In the entries below, count every line with the word "ABCD". Return only the count.
────────────────
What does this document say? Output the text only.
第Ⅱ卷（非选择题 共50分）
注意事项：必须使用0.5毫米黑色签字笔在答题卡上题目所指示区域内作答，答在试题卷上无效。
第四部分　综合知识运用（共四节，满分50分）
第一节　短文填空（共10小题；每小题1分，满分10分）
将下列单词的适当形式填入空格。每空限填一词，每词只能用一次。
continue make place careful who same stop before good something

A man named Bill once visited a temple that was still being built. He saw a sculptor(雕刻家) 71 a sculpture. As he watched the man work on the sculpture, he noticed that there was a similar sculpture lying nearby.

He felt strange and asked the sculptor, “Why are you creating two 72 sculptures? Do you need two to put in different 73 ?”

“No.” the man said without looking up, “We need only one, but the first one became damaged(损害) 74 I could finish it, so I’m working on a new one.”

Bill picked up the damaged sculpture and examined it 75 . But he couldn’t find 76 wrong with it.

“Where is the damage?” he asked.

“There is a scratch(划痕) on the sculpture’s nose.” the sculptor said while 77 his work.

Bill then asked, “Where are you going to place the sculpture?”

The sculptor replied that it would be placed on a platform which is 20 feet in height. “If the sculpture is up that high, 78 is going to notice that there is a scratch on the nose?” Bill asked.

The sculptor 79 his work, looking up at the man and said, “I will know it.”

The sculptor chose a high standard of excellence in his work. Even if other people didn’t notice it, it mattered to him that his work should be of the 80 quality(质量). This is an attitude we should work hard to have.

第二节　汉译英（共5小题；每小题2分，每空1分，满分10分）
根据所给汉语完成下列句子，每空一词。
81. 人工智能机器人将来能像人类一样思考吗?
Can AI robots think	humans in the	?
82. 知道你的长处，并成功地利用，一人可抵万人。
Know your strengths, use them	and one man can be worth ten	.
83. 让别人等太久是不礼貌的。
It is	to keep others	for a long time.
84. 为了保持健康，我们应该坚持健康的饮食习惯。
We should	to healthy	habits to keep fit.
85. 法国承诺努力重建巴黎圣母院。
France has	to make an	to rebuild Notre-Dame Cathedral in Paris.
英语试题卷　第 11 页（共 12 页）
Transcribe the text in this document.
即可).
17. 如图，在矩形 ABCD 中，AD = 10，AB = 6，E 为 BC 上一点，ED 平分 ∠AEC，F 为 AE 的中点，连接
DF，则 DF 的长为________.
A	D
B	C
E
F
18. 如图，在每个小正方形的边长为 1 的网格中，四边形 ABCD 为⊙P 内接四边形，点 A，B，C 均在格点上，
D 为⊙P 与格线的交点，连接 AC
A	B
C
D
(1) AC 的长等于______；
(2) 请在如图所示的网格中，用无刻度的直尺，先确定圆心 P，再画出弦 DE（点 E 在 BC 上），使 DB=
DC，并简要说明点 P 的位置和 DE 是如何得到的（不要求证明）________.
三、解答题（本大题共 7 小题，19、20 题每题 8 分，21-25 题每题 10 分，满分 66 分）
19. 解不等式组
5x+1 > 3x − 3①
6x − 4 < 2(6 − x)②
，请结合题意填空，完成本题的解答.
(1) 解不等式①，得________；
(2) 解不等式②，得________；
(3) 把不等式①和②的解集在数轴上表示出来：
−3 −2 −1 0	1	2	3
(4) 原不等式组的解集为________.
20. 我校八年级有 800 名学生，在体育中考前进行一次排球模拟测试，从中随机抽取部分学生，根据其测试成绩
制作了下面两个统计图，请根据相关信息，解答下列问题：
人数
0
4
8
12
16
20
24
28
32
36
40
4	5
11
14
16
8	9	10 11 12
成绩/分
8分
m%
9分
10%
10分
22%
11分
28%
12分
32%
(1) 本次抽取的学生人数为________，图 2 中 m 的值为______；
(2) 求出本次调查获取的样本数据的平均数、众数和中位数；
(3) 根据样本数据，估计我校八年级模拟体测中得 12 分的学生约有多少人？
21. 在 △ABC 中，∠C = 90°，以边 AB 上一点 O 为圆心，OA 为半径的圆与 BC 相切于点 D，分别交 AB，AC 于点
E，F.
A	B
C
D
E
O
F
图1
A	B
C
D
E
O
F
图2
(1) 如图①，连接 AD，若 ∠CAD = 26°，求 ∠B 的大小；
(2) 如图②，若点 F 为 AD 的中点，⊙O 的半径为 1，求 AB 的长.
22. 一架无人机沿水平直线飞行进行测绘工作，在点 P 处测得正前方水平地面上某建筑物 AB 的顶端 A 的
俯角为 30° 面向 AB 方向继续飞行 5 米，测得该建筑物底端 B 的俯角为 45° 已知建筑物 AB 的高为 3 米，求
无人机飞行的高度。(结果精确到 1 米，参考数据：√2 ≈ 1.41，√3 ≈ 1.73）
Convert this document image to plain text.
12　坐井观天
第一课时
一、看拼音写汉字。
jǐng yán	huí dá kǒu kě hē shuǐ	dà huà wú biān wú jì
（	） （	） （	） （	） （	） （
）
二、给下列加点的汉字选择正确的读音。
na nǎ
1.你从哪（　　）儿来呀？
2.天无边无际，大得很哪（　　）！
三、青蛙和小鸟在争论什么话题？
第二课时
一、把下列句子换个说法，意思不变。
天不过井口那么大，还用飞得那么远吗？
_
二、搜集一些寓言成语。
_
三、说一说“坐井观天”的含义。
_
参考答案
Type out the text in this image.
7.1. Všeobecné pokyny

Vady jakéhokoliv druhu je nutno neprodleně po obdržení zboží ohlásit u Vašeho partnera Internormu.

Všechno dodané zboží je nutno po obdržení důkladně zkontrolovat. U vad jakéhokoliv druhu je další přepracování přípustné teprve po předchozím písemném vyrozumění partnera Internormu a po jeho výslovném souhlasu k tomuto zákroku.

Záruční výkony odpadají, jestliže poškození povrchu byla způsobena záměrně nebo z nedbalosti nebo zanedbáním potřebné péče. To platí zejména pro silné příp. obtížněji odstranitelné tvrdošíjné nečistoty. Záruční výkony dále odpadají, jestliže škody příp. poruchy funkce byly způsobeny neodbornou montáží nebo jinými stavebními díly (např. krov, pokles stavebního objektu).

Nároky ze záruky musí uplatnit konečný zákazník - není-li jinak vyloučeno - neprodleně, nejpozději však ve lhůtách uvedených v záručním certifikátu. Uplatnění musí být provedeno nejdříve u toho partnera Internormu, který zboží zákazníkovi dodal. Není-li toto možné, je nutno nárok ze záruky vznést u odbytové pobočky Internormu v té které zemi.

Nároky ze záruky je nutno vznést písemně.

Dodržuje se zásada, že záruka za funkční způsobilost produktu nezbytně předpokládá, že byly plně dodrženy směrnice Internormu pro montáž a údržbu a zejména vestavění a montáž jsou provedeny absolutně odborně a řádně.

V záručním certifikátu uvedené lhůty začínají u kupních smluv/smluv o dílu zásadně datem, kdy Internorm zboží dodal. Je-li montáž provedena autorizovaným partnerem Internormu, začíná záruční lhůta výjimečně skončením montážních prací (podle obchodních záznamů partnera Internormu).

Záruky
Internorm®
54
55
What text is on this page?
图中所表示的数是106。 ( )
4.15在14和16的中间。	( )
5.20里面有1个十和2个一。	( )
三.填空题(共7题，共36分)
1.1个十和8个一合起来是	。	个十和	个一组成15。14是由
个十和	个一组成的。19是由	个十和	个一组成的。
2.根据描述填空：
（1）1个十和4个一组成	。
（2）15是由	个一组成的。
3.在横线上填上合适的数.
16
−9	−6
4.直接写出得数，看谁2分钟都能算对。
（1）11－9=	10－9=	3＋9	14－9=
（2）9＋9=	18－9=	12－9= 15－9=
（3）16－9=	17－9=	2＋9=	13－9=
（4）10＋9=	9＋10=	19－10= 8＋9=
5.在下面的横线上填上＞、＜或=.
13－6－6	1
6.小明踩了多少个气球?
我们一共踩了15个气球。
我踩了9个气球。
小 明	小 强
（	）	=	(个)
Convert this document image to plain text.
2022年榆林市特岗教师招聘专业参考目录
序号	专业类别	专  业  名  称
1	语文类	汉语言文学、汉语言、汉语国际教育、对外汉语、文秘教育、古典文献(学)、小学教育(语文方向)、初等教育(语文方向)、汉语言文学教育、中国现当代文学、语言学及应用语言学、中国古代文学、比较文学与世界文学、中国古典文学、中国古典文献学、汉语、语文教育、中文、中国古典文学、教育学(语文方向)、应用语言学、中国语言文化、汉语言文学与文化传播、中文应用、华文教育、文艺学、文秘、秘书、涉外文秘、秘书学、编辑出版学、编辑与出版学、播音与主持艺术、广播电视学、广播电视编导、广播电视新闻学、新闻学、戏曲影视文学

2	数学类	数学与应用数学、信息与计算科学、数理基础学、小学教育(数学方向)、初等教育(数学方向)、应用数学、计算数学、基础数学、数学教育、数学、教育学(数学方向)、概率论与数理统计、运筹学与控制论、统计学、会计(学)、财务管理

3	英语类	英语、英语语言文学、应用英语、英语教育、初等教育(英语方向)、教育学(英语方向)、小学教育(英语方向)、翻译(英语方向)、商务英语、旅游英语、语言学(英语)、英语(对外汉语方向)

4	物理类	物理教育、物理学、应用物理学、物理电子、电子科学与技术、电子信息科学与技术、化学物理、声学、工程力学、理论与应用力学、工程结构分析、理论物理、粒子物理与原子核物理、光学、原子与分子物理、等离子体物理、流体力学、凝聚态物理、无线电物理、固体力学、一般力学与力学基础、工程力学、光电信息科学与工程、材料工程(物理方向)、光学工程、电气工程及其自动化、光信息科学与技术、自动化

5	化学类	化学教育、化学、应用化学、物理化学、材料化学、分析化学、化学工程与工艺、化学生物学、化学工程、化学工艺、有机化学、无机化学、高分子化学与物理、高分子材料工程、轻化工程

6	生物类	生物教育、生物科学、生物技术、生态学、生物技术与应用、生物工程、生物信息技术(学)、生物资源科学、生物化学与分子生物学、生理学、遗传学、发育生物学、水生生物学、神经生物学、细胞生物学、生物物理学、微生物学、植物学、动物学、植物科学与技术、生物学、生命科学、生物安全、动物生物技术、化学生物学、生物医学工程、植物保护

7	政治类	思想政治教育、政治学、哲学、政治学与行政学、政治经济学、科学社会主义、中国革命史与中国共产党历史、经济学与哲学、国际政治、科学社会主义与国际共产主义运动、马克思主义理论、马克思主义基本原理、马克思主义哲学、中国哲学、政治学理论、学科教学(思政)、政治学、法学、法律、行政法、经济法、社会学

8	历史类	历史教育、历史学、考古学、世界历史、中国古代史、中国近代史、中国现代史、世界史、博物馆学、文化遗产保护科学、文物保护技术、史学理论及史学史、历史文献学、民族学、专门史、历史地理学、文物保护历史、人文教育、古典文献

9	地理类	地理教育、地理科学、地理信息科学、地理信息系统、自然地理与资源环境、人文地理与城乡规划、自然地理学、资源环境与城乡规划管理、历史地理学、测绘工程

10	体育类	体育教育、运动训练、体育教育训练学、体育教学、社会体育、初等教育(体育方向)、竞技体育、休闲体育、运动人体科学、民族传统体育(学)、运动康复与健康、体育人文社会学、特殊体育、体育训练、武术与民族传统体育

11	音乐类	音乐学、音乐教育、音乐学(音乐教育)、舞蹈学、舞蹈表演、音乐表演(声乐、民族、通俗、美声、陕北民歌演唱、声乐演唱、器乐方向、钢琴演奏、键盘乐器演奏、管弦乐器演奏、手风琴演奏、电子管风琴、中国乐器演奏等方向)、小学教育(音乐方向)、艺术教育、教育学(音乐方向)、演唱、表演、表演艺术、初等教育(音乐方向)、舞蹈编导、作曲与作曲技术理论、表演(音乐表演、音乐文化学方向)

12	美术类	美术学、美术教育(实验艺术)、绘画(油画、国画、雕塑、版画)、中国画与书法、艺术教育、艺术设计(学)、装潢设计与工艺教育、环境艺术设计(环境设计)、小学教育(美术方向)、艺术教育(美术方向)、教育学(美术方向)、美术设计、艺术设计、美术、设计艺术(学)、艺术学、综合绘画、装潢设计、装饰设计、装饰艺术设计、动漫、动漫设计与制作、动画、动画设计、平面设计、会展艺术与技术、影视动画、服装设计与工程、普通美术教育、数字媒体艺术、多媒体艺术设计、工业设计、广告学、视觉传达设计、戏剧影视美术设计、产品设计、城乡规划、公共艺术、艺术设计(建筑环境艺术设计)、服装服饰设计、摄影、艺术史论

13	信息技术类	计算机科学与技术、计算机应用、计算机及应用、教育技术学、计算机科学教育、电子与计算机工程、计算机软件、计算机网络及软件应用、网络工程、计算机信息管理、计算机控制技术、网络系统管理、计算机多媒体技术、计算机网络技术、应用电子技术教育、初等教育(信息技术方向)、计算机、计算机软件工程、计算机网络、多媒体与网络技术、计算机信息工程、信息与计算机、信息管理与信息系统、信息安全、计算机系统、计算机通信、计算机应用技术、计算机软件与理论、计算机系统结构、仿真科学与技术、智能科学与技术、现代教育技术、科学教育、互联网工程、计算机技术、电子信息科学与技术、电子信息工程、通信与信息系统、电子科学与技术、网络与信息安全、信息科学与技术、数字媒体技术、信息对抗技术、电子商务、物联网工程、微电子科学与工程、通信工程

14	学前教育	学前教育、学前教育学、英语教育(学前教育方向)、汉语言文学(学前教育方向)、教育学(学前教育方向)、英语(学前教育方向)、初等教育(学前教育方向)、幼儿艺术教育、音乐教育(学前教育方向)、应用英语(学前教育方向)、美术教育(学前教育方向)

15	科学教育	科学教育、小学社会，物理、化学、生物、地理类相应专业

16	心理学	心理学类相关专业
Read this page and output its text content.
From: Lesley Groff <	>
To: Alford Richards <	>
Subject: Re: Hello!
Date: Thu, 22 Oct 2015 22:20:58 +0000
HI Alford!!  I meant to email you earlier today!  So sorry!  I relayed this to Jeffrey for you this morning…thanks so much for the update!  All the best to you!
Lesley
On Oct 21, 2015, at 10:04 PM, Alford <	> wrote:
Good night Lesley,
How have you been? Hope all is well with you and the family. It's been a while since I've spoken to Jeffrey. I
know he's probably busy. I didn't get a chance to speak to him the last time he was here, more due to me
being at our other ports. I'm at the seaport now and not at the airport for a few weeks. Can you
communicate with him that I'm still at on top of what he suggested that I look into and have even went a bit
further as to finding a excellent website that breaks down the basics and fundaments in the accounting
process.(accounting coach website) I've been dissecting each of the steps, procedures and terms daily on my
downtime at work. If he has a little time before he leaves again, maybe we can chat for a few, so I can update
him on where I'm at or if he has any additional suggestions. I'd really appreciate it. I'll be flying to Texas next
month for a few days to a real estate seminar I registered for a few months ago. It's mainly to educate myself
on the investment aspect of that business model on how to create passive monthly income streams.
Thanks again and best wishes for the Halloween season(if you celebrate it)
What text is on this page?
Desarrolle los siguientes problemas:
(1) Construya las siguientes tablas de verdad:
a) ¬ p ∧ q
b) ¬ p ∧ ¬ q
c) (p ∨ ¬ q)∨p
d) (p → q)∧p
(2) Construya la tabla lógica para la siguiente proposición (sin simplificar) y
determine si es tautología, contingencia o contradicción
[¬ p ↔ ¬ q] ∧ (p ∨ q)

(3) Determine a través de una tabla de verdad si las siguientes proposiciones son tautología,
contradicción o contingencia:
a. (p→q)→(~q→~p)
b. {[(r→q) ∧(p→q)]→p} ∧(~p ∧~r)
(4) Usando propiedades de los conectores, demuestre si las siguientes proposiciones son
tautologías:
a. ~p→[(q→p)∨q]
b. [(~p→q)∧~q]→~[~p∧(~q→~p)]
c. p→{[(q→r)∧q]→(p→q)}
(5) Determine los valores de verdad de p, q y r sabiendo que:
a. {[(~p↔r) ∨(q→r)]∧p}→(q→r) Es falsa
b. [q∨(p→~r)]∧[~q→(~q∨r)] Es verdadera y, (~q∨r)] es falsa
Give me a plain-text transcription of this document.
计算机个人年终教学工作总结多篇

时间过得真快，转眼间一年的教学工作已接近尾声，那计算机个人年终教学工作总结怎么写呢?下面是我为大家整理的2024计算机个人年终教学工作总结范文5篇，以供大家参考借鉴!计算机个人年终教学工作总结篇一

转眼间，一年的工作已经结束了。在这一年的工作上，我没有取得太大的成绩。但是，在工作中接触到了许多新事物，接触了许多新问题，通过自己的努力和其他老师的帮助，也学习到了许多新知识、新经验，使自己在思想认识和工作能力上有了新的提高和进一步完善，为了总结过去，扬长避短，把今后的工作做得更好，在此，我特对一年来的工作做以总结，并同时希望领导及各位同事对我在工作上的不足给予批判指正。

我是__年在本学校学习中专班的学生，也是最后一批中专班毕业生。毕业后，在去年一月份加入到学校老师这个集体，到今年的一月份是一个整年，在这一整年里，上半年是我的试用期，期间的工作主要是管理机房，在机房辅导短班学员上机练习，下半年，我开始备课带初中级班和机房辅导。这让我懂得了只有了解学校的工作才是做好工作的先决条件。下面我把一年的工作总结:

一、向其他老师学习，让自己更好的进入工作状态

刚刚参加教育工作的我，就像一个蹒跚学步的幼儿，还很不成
────────────────
Response to the task:
2